**PROBLEM TO WORK ON**
Every line from the one that holds "Extract the structured" through the final line should be returned exactly. Omit the pictures.

Records about charts and figures
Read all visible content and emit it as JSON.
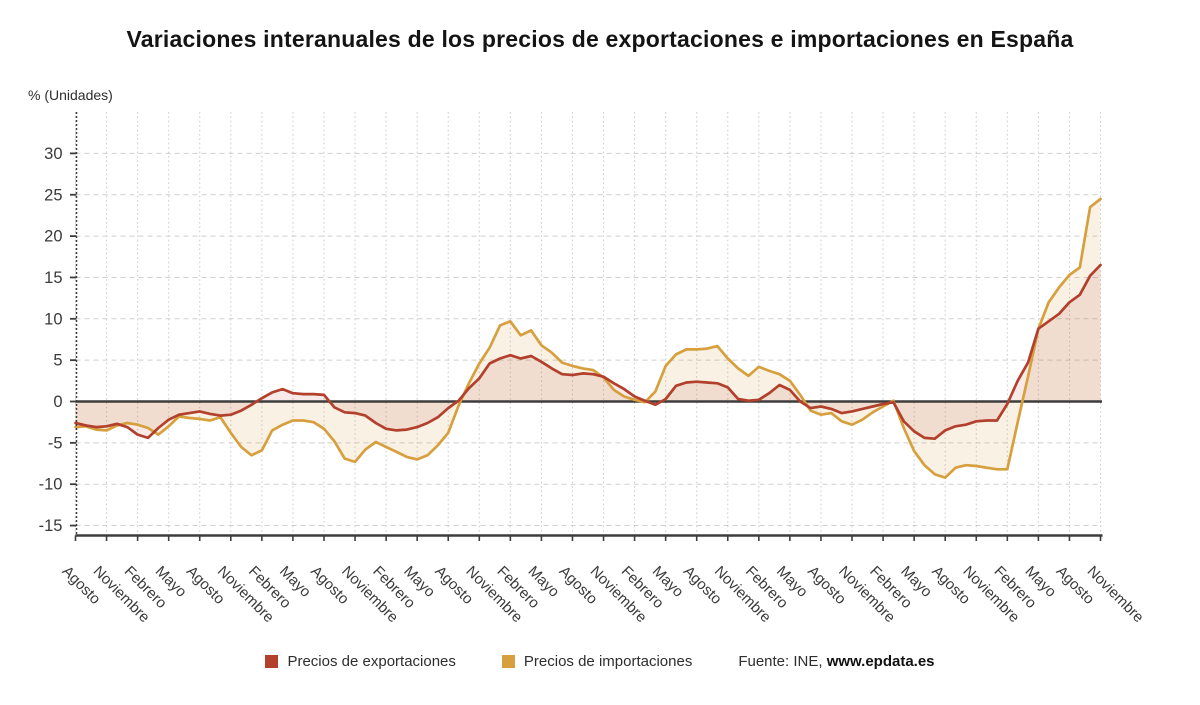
{
  "title": "Variaciones interanuales de los precios de exportaciones e importaciones en España",
  "y_axis_note": "% (Unidades)",
  "legend": {
    "items": [
      {
        "label": "Precios de exportaciones",
        "color": "#b2402c"
      },
      {
        "label": "Precios de importaciones",
        "color": "#d79f3d"
      }
    ],
    "source_prefix": "Fuente: INE, ",
    "source_bold": "www.epdata.es"
  },
  "chart_data": {
    "type": "line",
    "title": "Variaciones interanuales de los precios de exportaciones e importaciones en España",
    "ylabel": "% (Unidades)",
    "ylim": [
      -16,
      35
    ],
    "y_ticks": [
      30,
      25,
      20,
      15,
      10,
      5,
      0,
      -5,
      -10,
      -15
    ],
    "grid": true,
    "baseline": 0,
    "legend_position": "bottom",
    "x_tick_every_months": 3,
    "x_tick_labels": [
      "Agosto",
      "Noviembre",
      "Febrero",
      "Mayo",
      "Agosto",
      "Noviembre",
      "Febrero",
      "Mayo",
      "Agosto",
      "Noviembre",
      "Febrero",
      "Mayo",
      "Agosto",
      "Noviembre",
      "Febrero",
      "Mayo",
      "Agosto",
      "Noviembre",
      "Febrero",
      "Mayo",
      "Agosto",
      "Noviembre",
      "Febrero",
      "Mayo",
      "Agosto",
      "Noviembre",
      "Febrero",
      "Mayo",
      "Agosto",
      "Noviembre",
      "Febrero",
      "Mayo",
      "Agosto",
      "Noviembre"
    ],
    "colors": {
      "grid": "#cfcfcf",
      "axis": "#3d3d3d",
      "tick_text": "#3a3a3a"
    },
    "series": [
      {
        "name": "Precios de importaciones",
        "color": "#d79f3d",
        "fill": "rgba(215,159,61,0.14)",
        "values": [
          -3.1,
          -3.0,
          -3.4,
          -3.5,
          -2.9,
          -2.6,
          -2.8,
          -3.2,
          -4.0,
          -3.0,
          -1.8,
          -2.0,
          -2.1,
          -2.3,
          -1.9,
          -3.8,
          -5.5,
          -6.5,
          -5.9,
          -3.5,
          -2.8,
          -2.3,
          -2.3,
          -2.5,
          -3.3,
          -4.8,
          -6.9,
          -7.3,
          -5.8,
          -4.9,
          -5.5,
          -6.1,
          -6.7,
          -7.0,
          -6.5,
          -5.3,
          -3.8,
          -0.5,
          2.2,
          4.6,
          6.5,
          9.2,
          9.7,
          8.0,
          8.6,
          6.8,
          5.9,
          4.7,
          4.3,
          4.0,
          3.8,
          2.9,
          1.4,
          0.6,
          0.2,
          -0.1,
          1.2,
          4.3,
          5.7,
          6.3,
          6.3,
          6.4,
          6.7,
          5.2,
          4.0,
          3.1,
          4.2,
          3.7,
          3.3,
          2.5,
          0.8,
          -1.1,
          -1.6,
          -1.4,
          -2.4,
          -2.8,
          -2.2,
          -1.3,
          -0.6,
          0.1,
          -3.2,
          -6.0,
          -7.7,
          -8.8,
          -9.2,
          -8.0,
          -7.7,
          -7.8,
          -8.0,
          -8.2,
          -8.2,
          -2.5,
          3.0,
          8.8,
          12.0,
          13.8,
          15.3,
          16.2,
          23.5,
          24.5
        ]
      },
      {
        "name": "Precios de exportaciones",
        "color": "#b2402c",
        "fill": "rgba(178,64,44,0.11)",
        "values": [
          -2.6,
          -2.9,
          -3.1,
          -3.0,
          -2.7,
          -3.1,
          -4.0,
          -4.4,
          -3.2,
          -2.2,
          -1.6,
          -1.4,
          -1.2,
          -1.5,
          -1.7,
          -1.6,
          -1.1,
          -0.4,
          0.4,
          1.1,
          1.5,
          1.0,
          0.9,
          0.9,
          0.8,
          -0.7,
          -1.3,
          -1.4,
          -1.7,
          -2.6,
          -3.3,
          -3.5,
          -3.4,
          -3.1,
          -2.6,
          -1.9,
          -0.8,
          0.1,
          1.6,
          2.8,
          4.6,
          5.2,
          5.6,
          5.2,
          5.5,
          4.8,
          4.0,
          3.3,
          3.2,
          3.4,
          3.3,
          3.0,
          2.2,
          1.5,
          0.6,
          0.1,
          -0.4,
          0.3,
          1.9,
          2.3,
          2.4,
          2.3,
          2.2,
          1.7,
          0.3,
          0.1,
          0.2,
          1.0,
          2.0,
          1.4,
          0.0,
          -0.8,
          -0.6,
          -0.9,
          -1.4,
          -1.2,
          -0.9,
          -0.6,
          -0.3,
          -0.1,
          -2.4,
          -3.6,
          -4.4,
          -4.5,
          -3.5,
          -3.0,
          -2.8,
          -2.4,
          -2.3,
          -2.3,
          -0.3,
          2.5,
          4.7,
          8.8,
          9.7,
          10.6,
          12.0,
          12.9,
          15.2,
          16.5
        ]
      }
    ]
  }
}
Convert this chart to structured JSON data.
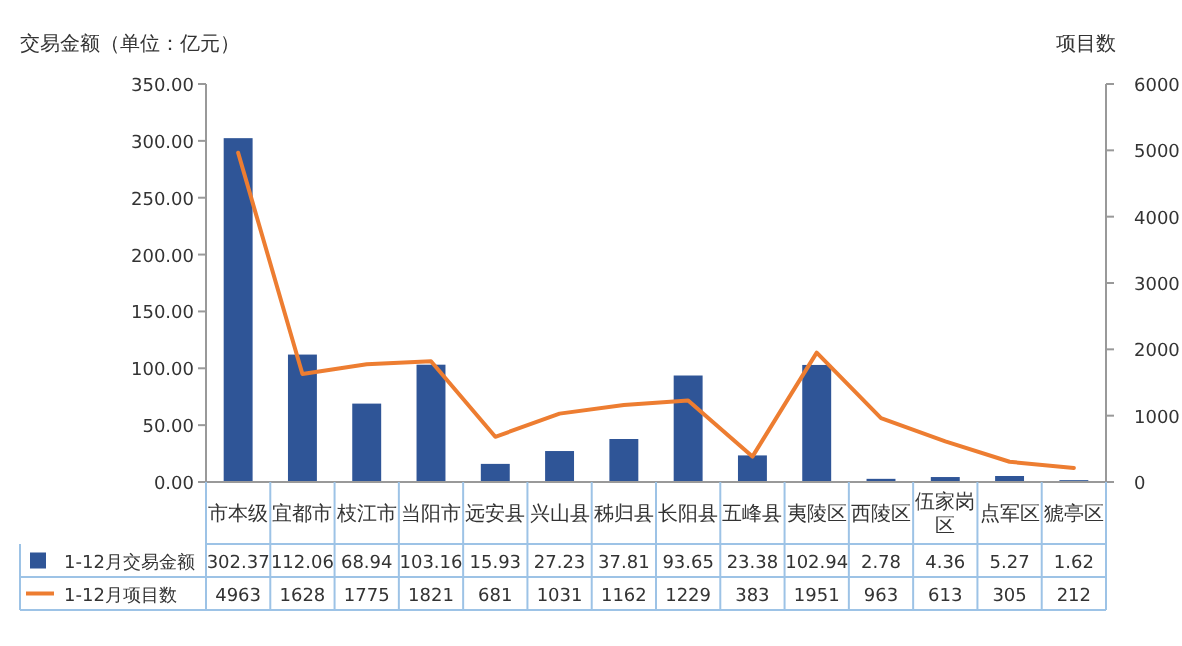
{
  "chart_data": {
    "type": "bar",
    "ylabel": "交易金额（单位：亿元）",
    "y2label": "项目数",
    "categories": [
      "市本级",
      "宜都市",
      "枝江市",
      "当阳市",
      "远安县",
      "兴山县",
      "秭归县",
      "长阳县",
      "五峰县",
      "夷陵区",
      "西陵区",
      "伍家岗区",
      "点军区",
      "猇亭区"
    ],
    "series": [
      {
        "name": "1-12月交易金额",
        "color": "#2f5597",
        "values": [
          302.37,
          112.06,
          68.94,
          103.16,
          15.93,
          27.23,
          37.81,
          93.65,
          23.38,
          102.94,
          2.78,
          4.36,
          5.27,
          1.62
        ]
      },
      {
        "name": "1-12月项目数",
        "type": "line",
        "axis": "y2",
        "color": "#ed7d31",
        "values": [
          4963,
          1628,
          1775,
          1821,
          681,
          1031,
          1162,
          1229,
          383,
          1951,
          963,
          613,
          305,
          212
        ]
      }
    ],
    "ylim": [
      0,
      350
    ],
    "yticks": [
      {
        "value": 0,
        "label": "0.00"
      },
      {
        "value": 50,
        "label": "50.00"
      },
      {
        "value": 100,
        "label": "100.00"
      },
      {
        "value": 150,
        "label": "150.00"
      },
      {
        "value": 200,
        "label": "200.00"
      },
      {
        "value": 250,
        "label": "250.00"
      },
      {
        "value": 300,
        "label": "300.00"
      },
      {
        "value": 350,
        "label": "350.00"
      }
    ],
    "y2lim": [
      0,
      6000
    ],
    "y2ticks": [
      0,
      1000,
      2000,
      3000,
      4000,
      5000,
      6000
    ],
    "data_labels": true,
    "legend": "bottom"
  }
}
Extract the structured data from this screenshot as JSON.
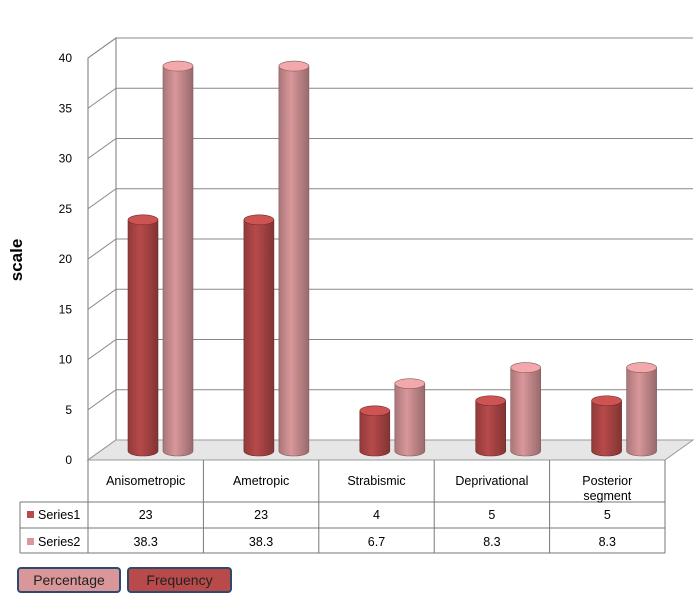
{
  "chart_data": {
    "type": "bar",
    "title": "",
    "xlabel": "",
    "ylabel": "scale",
    "ylim": [
      0,
      40
    ],
    "yticks": [
      0,
      5,
      10,
      15,
      20,
      25,
      30,
      35,
      40
    ],
    "grid": true,
    "categories": [
      "Anisometropic",
      "Ametropic",
      "Strabismic",
      "Deprivational",
      "Posterior segment"
    ],
    "series": [
      {
        "name": "Series1",
        "values": [
          23,
          23,
          4,
          5,
          5
        ],
        "color": "#b84a4a"
      },
      {
        "name": "Series2",
        "values": [
          38.3,
          38.3,
          6.7,
          8.3,
          8.3
        ],
        "color": "#d9979a"
      }
    ],
    "data_table": {
      "rows": [
        {
          "label": "Series1",
          "cells": [
            "23",
            "23",
            "4",
            "5",
            "5"
          ]
        },
        {
          "label": "Series2",
          "cells": [
            "38.3",
            "38.3",
            "6.7",
            "8.3",
            "8.3"
          ]
        }
      ]
    }
  },
  "legend": {
    "percentage_label": "Percentage",
    "frequency_label": "Frequency",
    "percentage_color": "#d9979a",
    "frequency_color": "#b84a4a"
  }
}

**RIGHT ANSWER**
Extract the structured data from this screenshot as JSON.
{
  "chart_data": {
    "type": "bar",
    "title": "",
    "xlabel": "",
    "ylabel": "scale",
    "ylim": [
      0,
      40
    ],
    "yticks": [
      0,
      5,
      10,
      15,
      20,
      25,
      30,
      35,
      40
    ],
    "grid": true,
    "categories": [
      "Anisometropic",
      "Ametropic",
      "Strabismic",
      "Deprivational",
      "Posterior segment"
    ],
    "series": [
      {
        "name": "Series1",
        "values": [
          23,
          23,
          4,
          5,
          5
        ],
        "color": "#b84a4a"
      },
      {
        "name": "Series2",
        "values": [
          38.3,
          38.3,
          6.7,
          8.3,
          8.3
        ],
        "color": "#d9979a"
      }
    ],
    "data_table": {
      "rows": [
        {
          "label": "Series1",
          "cells": [
            "23",
            "23",
            "4",
            "5",
            "5"
          ]
        },
        {
          "label": "Series2",
          "cells": [
            "38.3",
            "38.3",
            "6.7",
            "8.3",
            "8.3"
          ]
        }
      ]
    }
  },
  "legend": {
    "percentage_label": "Percentage",
    "frequency_label": "Frequency",
    "percentage_color": "#d9979a",
    "frequency_color": "#b84a4a"
  }
}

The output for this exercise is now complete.